╭──

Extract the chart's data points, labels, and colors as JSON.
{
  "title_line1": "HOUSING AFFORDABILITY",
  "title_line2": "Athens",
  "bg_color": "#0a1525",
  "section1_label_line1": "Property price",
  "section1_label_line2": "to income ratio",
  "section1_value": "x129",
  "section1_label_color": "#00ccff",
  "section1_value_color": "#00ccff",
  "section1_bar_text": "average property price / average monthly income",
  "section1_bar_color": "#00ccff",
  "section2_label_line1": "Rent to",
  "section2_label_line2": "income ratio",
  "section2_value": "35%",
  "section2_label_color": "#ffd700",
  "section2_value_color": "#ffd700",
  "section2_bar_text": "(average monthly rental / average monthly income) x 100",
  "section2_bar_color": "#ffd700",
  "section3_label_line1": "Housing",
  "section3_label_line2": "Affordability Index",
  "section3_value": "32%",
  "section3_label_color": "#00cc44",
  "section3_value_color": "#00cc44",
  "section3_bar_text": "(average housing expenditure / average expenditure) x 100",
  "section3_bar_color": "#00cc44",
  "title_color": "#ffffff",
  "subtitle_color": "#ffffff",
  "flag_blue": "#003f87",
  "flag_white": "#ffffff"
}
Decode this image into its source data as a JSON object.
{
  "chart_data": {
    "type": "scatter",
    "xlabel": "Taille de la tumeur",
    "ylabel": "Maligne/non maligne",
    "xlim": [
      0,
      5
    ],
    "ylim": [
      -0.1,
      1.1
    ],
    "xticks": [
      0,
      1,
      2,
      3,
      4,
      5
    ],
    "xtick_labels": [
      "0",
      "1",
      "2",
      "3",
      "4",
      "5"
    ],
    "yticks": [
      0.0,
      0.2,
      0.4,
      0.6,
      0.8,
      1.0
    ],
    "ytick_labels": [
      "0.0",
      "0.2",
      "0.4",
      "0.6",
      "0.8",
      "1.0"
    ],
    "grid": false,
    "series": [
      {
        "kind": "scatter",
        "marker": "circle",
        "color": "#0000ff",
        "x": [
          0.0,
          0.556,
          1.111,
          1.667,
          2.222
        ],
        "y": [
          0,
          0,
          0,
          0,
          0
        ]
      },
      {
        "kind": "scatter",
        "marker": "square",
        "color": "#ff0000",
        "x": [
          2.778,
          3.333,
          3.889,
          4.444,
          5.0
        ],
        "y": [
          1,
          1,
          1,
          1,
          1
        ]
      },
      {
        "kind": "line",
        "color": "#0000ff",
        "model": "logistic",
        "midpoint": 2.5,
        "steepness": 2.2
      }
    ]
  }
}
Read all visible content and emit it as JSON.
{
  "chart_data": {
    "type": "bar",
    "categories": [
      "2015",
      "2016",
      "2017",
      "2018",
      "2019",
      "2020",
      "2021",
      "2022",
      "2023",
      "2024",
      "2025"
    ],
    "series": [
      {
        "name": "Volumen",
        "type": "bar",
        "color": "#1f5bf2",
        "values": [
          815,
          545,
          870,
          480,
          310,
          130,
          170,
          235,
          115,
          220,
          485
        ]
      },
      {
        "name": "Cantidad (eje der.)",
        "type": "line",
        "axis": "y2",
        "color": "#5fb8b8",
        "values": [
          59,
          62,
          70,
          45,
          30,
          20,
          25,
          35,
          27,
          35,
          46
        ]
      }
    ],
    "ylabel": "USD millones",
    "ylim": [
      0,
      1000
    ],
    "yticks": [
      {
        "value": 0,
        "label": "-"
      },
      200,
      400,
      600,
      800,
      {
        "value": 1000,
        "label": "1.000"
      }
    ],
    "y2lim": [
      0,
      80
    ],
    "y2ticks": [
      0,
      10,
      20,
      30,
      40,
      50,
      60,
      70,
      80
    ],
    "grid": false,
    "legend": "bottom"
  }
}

╰──

Reproduce each entry above exactly, keeping every word.

### TASK ANSWER
Extract the chart's data points, labels, and colors as JSON.
{
  "title_line1": "HOUSING AFFORDABILITY",
  "title_line2": "Athens",
  "bg_color": "#0a1525",
  "section1_label_line1": "Property price",
  "section1_label_line2": "to income ratio",
  "section1_value": "x129",
  "section1_label_color": "#00ccff",
  "section1_value_color": "#00ccff",
  "section1_bar_text": "average property price / average monthly income",
  "section1_bar_color": "#00ccff",
  "section2_label_line1": "Rent to",
  "section2_label_line2": "income ratio",
  "section2_value": "35%",
  "section2_label_color": "#ffd700",
  "section2_value_color": "#ffd700",
  "section2_bar_text": "(average monthly rental / average monthly income) x 100",
  "section2_bar_color": "#ffd700",
  "section3_label_line1": "Housing",
  "section3_label_line2": "Affordability Index",
  "section3_value": "32%",
  "section3_label_color": "#00cc44",
  "section3_value_color": "#00cc44",
  "section3_bar_text": "(average housing expenditure / average expenditure) x 100",
  "section3_bar_color": "#00cc44",
  "title_color": "#ffffff",
  "subtitle_color": "#ffffff",
  "flag_blue": "#003f87",
  "flag_white": "#ffffff"
}
Decode this image into its source data as a JSON object.
{
  "chart_data": {
    "type": "scatter",
    "xlabel": "Taille de la tumeur",
    "ylabel": "Maligne/non maligne",
    "xlim": [
      0,
      5
    ],
    "ylim": [
      -0.1,
      1.1
    ],
    "xticks": [
      0,
      1,
      2,
      3,
      4,
      5
    ],
    "xtick_labels": [
      "0",
      "1",
      "2",
      "3",
      "4",
      "5"
    ],
    "yticks": [
      0.0,
      0.2,
      0.4,
      0.6,
      0.8,
      1.0
    ],
    "ytick_labels": [
      "0.0",
      "0.2",
      "0.4",
      "0.6",
      "0.8",
      "1.0"
    ],
    "grid": false,
    "series": [
      {
        "kind": "scatter",
        "marker": "circle",
        "color": "#0000ff",
        "x": [
          0.0,
          0.556,
          1.111,
          1.667,
          2.222
        ],
        "y": [
          0,
          0,
          0,
          0,
          0
        ]
      },
      {
        "kind": "scatter",
        "marker": "square",
        "color": "#ff0000",
        "x": [
          2.778,
          3.333,
          3.889,
          4.444,
          5.0
        ],
        "y": [
          1,
          1,
          1,
          1,
          1
        ]
      },
      {
        "kind": "line",
        "color": "#0000ff",
        "model": "logistic",
        "midpoint": 2.5,
        "steepness": 2.2
      }
    ]
  }
}
Read all visible content and emit it as JSON.
{
  "chart_data": {
    "type": "bar",
    "categories": [
      "2015",
      "2016",
      "2017",
      "2018",
      "2019",
      "2020",
      "2021",
      "2022",
      "2023",
      "2024",
      "2025"
    ],
    "series": [
      {
        "name": "Volumen",
        "type": "bar",
        "color": "#1f5bf2",
        "values": [
          815,
          545,
          870,
          480,
          310,
          130,
          170,
          235,
          115,
          220,
          485
        ]
      },
      {
        "name": "Cantidad (eje der.)",
        "type": "line",
        "axis": "y2",
        "color": "#5fb8b8",
        "values": [
          59,
          62,
          70,
          45,
          30,
          20,
          25,
          35,
          27,
          35,
          46
        ]
      }
    ],
    "ylabel": "USD millones",
    "ylim": [
      0,
      1000
    ],
    "yticks": [
      {
        "value": 0,
        "label": "-"
      },
      200,
      400,
      600,
      800,
      {
        "value": 1000,
        "label": "1.000"
      }
    ],
    "y2lim": [
      0,
      80
    ],
    "y2ticks": [
      0,
      10,
      20,
      30,
      40,
      50,
      60,
      70,
      80
    ],
    "grid": false,
    "legend": "bottom"
  }
}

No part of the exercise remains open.